Records supplied:

+===+

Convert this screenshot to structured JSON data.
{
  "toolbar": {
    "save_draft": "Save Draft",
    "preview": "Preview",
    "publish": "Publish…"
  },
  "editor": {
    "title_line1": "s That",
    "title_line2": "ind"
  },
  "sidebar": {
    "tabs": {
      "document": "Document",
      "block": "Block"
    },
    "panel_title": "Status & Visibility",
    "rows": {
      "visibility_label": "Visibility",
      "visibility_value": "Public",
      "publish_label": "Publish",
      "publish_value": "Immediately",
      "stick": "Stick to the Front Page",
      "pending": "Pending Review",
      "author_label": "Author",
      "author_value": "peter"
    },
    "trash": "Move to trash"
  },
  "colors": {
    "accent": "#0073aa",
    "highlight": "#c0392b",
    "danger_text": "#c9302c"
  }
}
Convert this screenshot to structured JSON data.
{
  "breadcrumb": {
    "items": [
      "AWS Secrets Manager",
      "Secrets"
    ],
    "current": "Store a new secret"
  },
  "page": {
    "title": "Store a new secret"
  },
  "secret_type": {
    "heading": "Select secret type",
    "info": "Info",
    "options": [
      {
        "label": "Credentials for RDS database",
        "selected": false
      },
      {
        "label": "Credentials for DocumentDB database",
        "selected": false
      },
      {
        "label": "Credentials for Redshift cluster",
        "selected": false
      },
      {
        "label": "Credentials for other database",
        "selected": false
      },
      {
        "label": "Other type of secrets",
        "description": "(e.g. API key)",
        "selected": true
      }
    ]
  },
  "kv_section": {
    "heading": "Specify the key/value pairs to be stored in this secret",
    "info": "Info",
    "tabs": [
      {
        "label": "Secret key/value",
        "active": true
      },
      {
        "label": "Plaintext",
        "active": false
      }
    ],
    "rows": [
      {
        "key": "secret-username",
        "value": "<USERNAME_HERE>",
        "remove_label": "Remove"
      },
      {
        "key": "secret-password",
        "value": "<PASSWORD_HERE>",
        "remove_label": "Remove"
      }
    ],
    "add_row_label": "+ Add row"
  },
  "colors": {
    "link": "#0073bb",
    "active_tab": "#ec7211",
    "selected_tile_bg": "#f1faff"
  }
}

+===+

Task to complete: Each line above must be printed exactly as it appears.

Correct result:
Convert this screenshot to structured JSON data.
{
  "toolbar": {
    "save_draft": "Save Draft",
    "preview": "Preview",
    "publish": "Publish…"
  },
  "editor": {
    "title_line1": "s That",
    "title_line2": "ind"
  },
  "sidebar": {
    "tabs": {
      "document": "Document",
      "block": "Block"
    },
    "panel_title": "Status & Visibility",
    "rows": {
      "visibility_label": "Visibility",
      "visibility_value": "Public",
      "publish_label": "Publish",
      "publish_value": "Immediately",
      "stick": "Stick to the Front Page",
      "pending": "Pending Review",
      "author_label": "Author",
      "author_value": "peter"
    },
    "trash": "Move to trash"
  },
  "colors": {
    "accent": "#0073aa",
    "highlight": "#c0392b",
    "danger_text": "#c9302c"
  }
}
Convert this screenshot to structured JSON data.
{
  "breadcrumb": {
    "items": [
      "AWS Secrets Manager",
      "Secrets"
    ],
    "current": "Store a new secret"
  },
  "page": {
    "title": "Store a new secret"
  },
  "secret_type": {
    "heading": "Select secret type",
    "info": "Info",
    "options": [
      {
        "label": "Credentials for RDS database",
        "selected": false
      },
      {
        "label": "Credentials for DocumentDB database",
        "selected": false
      },
      {
        "label": "Credentials for Redshift cluster",
        "selected": false
      },
      {
        "label": "Credentials for other database",
        "selected": false
      },
      {
        "label": "Other type of secrets",
        "description": "(e.g. API key)",
        "selected": true
      }
    ]
  },
  "kv_section": {
    "heading": "Specify the key/value pairs to be stored in this secret",
    "info": "Info",
    "tabs": [
      {
        "label": "Secret key/value",
        "active": true
      },
      {
        "label": "Plaintext",
        "active": false
      }
    ],
    "rows": [
      {
        "key": "secret-username",
        "value": "<USERNAME_HERE>",
        "remove_label": "Remove"
      },
      {
        "key": "secret-password",
        "value": "<PASSWORD_HERE>",
        "remove_label": "Remove"
      }
    ],
    "add_row_label": "+ Add row"
  },
  "colors": {
    "link": "#0073bb",
    "active_tab": "#ec7211",
    "selected_tile_bg": "#f1faff"
  }
}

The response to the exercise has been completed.